| Entries |

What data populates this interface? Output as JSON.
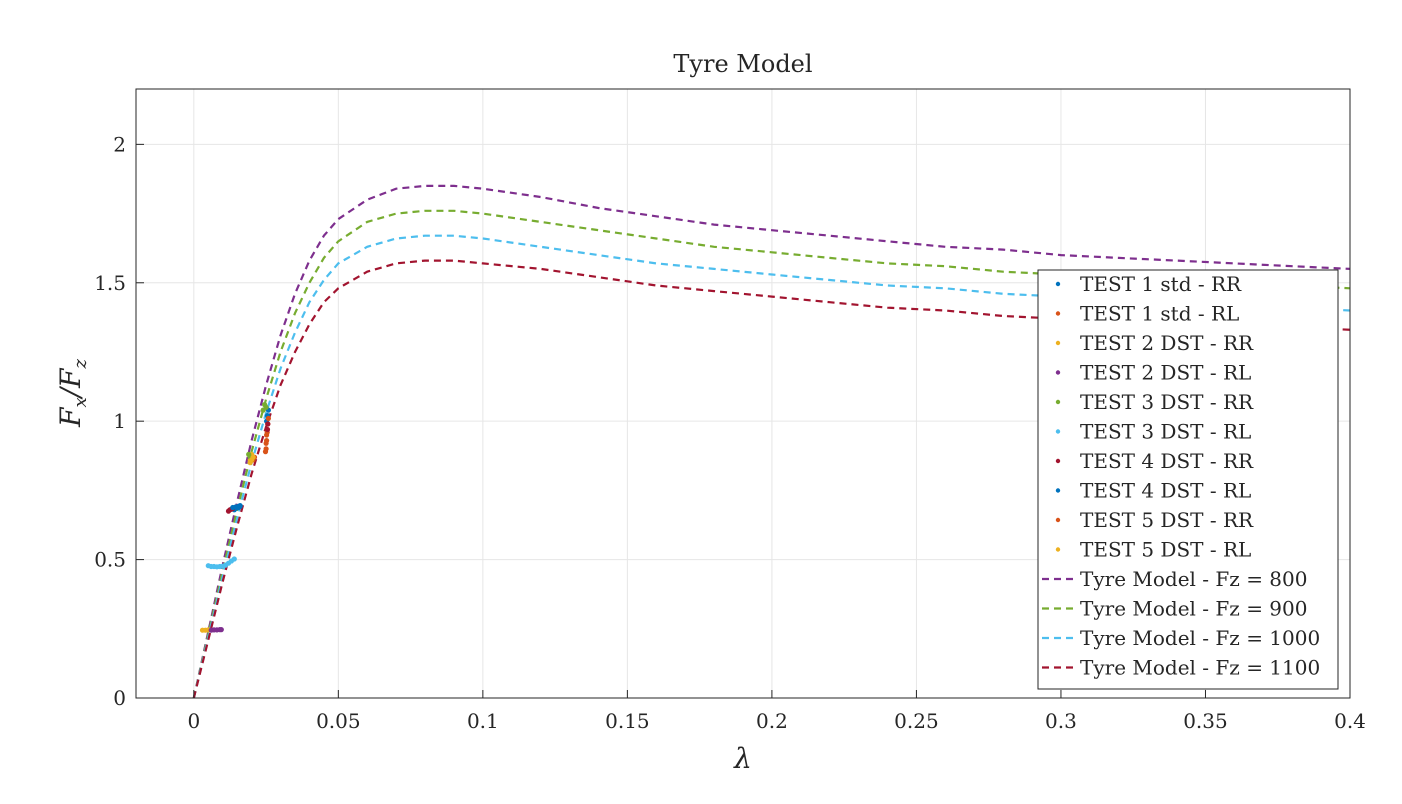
{
  "chart_data": {
    "type": "line",
    "title": "Tyre Model",
    "xlabel": "λ",
    "ylabel": "Fx/Fz",
    "xlim": [
      -0.02,
      0.4
    ],
    "ylim": [
      0,
      2.2
    ],
    "xticks": [
      0,
      0.05,
      0.1,
      0.15,
      0.2,
      0.25,
      0.3,
      0.35,
      0.4
    ],
    "xtick_labels": [
      "0",
      "0.05",
      "0.1",
      "0.15",
      "0.2",
      "0.25",
      "0.3",
      "0.35",
      "0.4"
    ],
    "yticks": [
      0,
      0.5,
      1,
      1.5,
      2
    ],
    "ytick_labels": [
      "0",
      "0.5",
      "1",
      "1.5",
      "2"
    ],
    "grid": true,
    "legend_position": "right",
    "scatter_series": [
      {
        "name": "TEST 1 std - RR",
        "color": "#0072BD",
        "points": [
          [
            0.0145,
            0.685
          ],
          [
            0.015,
            0.69
          ],
          [
            0.0155,
            0.692
          ],
          [
            0.016,
            0.695
          ],
          [
            0.014,
            0.68
          ],
          [
            0.0255,
            1.02
          ],
          [
            0.0258,
            1.04
          ],
          [
            0.0252,
            1.0
          ]
        ]
      },
      {
        "name": "TEST 1 std - RL",
        "color": "#D95319",
        "points": [
          [
            0.025,
            0.9
          ],
          [
            0.0252,
            0.93
          ],
          [
            0.0254,
            0.96
          ],
          [
            0.0256,
            0.99
          ],
          [
            0.0258,
            1.01
          ],
          [
            0.0205,
            0.86
          ],
          [
            0.021,
            0.87
          ]
        ]
      },
      {
        "name": "TEST 2 DST - RR",
        "color": "#EDB120",
        "points": [
          [
            0.003,
            0.245
          ],
          [
            0.004,
            0.245
          ],
          [
            0.005,
            0.246
          ],
          [
            0.0195,
            0.86
          ],
          [
            0.02,
            0.88
          ],
          [
            0.0205,
            0.87
          ]
        ]
      },
      {
        "name": "TEST 2 DST - RL",
        "color": "#7E2F8E",
        "points": [
          [
            0.006,
            0.245
          ],
          [
            0.007,
            0.246
          ],
          [
            0.008,
            0.246
          ],
          [
            0.009,
            0.247
          ],
          [
            0.0095,
            0.247
          ]
        ]
      },
      {
        "name": "TEST 3 DST - RR",
        "color": "#77AC30",
        "points": [
          [
            0.024,
            1.04
          ],
          [
            0.0245,
            1.06
          ],
          [
            0.025,
            1.05
          ],
          [
            0.019,
            0.88
          ],
          [
            0.0195,
            0.87
          ]
        ]
      },
      {
        "name": "TEST 3 DST - RL",
        "color": "#4DBEEE",
        "points": [
          [
            0.005,
            0.478
          ],
          [
            0.006,
            0.475
          ],
          [
            0.007,
            0.475
          ],
          [
            0.008,
            0.474
          ],
          [
            0.009,
            0.475
          ],
          [
            0.01,
            0.476
          ],
          [
            0.011,
            0.48
          ],
          [
            0.012,
            0.487
          ],
          [
            0.013,
            0.495
          ],
          [
            0.014,
            0.502
          ]
        ]
      },
      {
        "name": "TEST 4 DST - RR",
        "color": "#A2142F",
        "points": [
          [
            0.012,
            0.675
          ],
          [
            0.0125,
            0.68
          ],
          [
            0.013,
            0.682
          ],
          [
            0.0135,
            0.685
          ],
          [
            0.0255,
            0.97
          ],
          [
            0.0256,
            0.99
          ]
        ]
      },
      {
        "name": "TEST 4 DST - RL",
        "color": "#0072BD",
        "points": [
          [
            0.0135,
            0.688
          ],
          [
            0.0145,
            0.69
          ],
          [
            0.0155,
            0.688
          ],
          [
            0.016,
            0.692
          ]
        ]
      },
      {
        "name": "TEST 5 DST - RR",
        "color": "#D95319",
        "points": [
          [
            0.0248,
            0.89
          ],
          [
            0.025,
            0.92
          ],
          [
            0.0252,
            0.95
          ]
        ]
      },
      {
        "name": "TEST 5 DST - RL",
        "color": "#EDB120",
        "points": [
          [
            0.0195,
            0.85
          ],
          [
            0.02,
            0.86
          ],
          [
            0.0205,
            0.87
          ]
        ]
      }
    ],
    "model_series": [
      {
        "name": "Tyre Model - Fz = 800",
        "color": "#7E2F8E",
        "x": [
          0,
          0.005,
          0.01,
          0.015,
          0.02,
          0.025,
          0.03,
          0.035,
          0.04,
          0.045,
          0.05,
          0.06,
          0.07,
          0.08,
          0.09,
          0.1,
          0.12,
          0.14,
          0.16,
          0.18,
          0.2,
          0.22,
          0.24,
          0.26,
          0.28,
          0.3,
          0.32,
          0.34,
          0.36,
          0.38,
          0.4
        ],
        "y": [
          0,
          0.24,
          0.48,
          0.71,
          0.93,
          1.13,
          1.31,
          1.46,
          1.58,
          1.67,
          1.73,
          1.8,
          1.84,
          1.85,
          1.85,
          1.84,
          1.81,
          1.77,
          1.74,
          1.71,
          1.69,
          1.67,
          1.65,
          1.63,
          1.62,
          1.6,
          1.59,
          1.58,
          1.57,
          1.56,
          1.55
        ]
      },
      {
        "name": "Tyre Model - Fz = 900",
        "color": "#77AC30",
        "x": [
          0,
          0.005,
          0.01,
          0.015,
          0.02,
          0.025,
          0.03,
          0.035,
          0.04,
          0.045,
          0.05,
          0.06,
          0.07,
          0.08,
          0.09,
          0.1,
          0.12,
          0.14,
          0.16,
          0.18,
          0.2,
          0.22,
          0.24,
          0.26,
          0.28,
          0.3,
          0.32,
          0.34,
          0.36,
          0.38,
          0.4
        ],
        "y": [
          0,
          0.23,
          0.46,
          0.68,
          0.89,
          1.08,
          1.25,
          1.39,
          1.5,
          1.59,
          1.65,
          1.72,
          1.75,
          1.76,
          1.76,
          1.75,
          1.72,
          1.69,
          1.66,
          1.63,
          1.61,
          1.59,
          1.57,
          1.56,
          1.54,
          1.53,
          1.52,
          1.51,
          1.5,
          1.49,
          1.48
        ]
      },
      {
        "name": "Tyre Model - Fz = 1000",
        "color": "#4DBEEE",
        "x": [
          0,
          0.005,
          0.01,
          0.015,
          0.02,
          0.025,
          0.03,
          0.035,
          0.04,
          0.045,
          0.05,
          0.06,
          0.07,
          0.08,
          0.09,
          0.1,
          0.12,
          0.14,
          0.16,
          0.18,
          0.2,
          0.22,
          0.24,
          0.26,
          0.28,
          0.3,
          0.32,
          0.34,
          0.36,
          0.38,
          0.4
        ],
        "y": [
          0,
          0.22,
          0.44,
          0.65,
          0.85,
          1.03,
          1.19,
          1.32,
          1.43,
          1.51,
          1.57,
          1.63,
          1.66,
          1.67,
          1.67,
          1.66,
          1.63,
          1.6,
          1.57,
          1.55,
          1.53,
          1.51,
          1.49,
          1.48,
          1.46,
          1.45,
          1.44,
          1.43,
          1.42,
          1.41,
          1.4
        ]
      },
      {
        "name": "Tyre Model - Fz = 1100",
        "color": "#A2142F",
        "x": [
          0,
          0.005,
          0.01,
          0.015,
          0.02,
          0.025,
          0.03,
          0.035,
          0.04,
          0.045,
          0.05,
          0.06,
          0.07,
          0.08,
          0.09,
          0.1,
          0.12,
          0.14,
          0.16,
          0.18,
          0.2,
          0.22,
          0.24,
          0.26,
          0.28,
          0.3,
          0.32,
          0.34,
          0.36,
          0.38,
          0.4
        ],
        "y": [
          0,
          0.21,
          0.42,
          0.62,
          0.81,
          0.98,
          1.13,
          1.25,
          1.35,
          1.43,
          1.48,
          1.54,
          1.57,
          1.58,
          1.58,
          1.57,
          1.55,
          1.52,
          1.49,
          1.47,
          1.45,
          1.43,
          1.41,
          1.4,
          1.38,
          1.37,
          1.36,
          1.35,
          1.34,
          1.34,
          1.33
        ]
      }
    ]
  }
}
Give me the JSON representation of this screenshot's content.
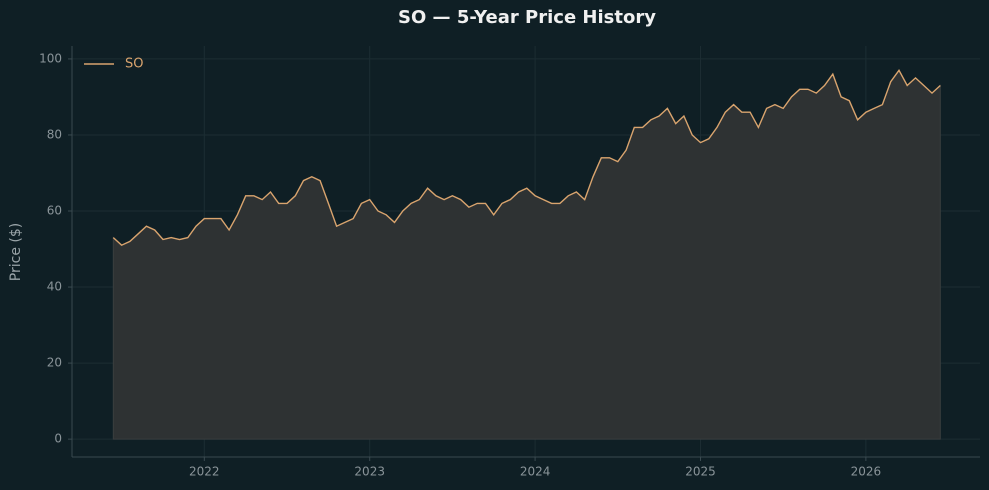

| Given task |
Pull out every line containing "this".

| Reply to the exercise |
What data populates this interface? Output as JSON.
Give me the JSON representation of this screenshot's content.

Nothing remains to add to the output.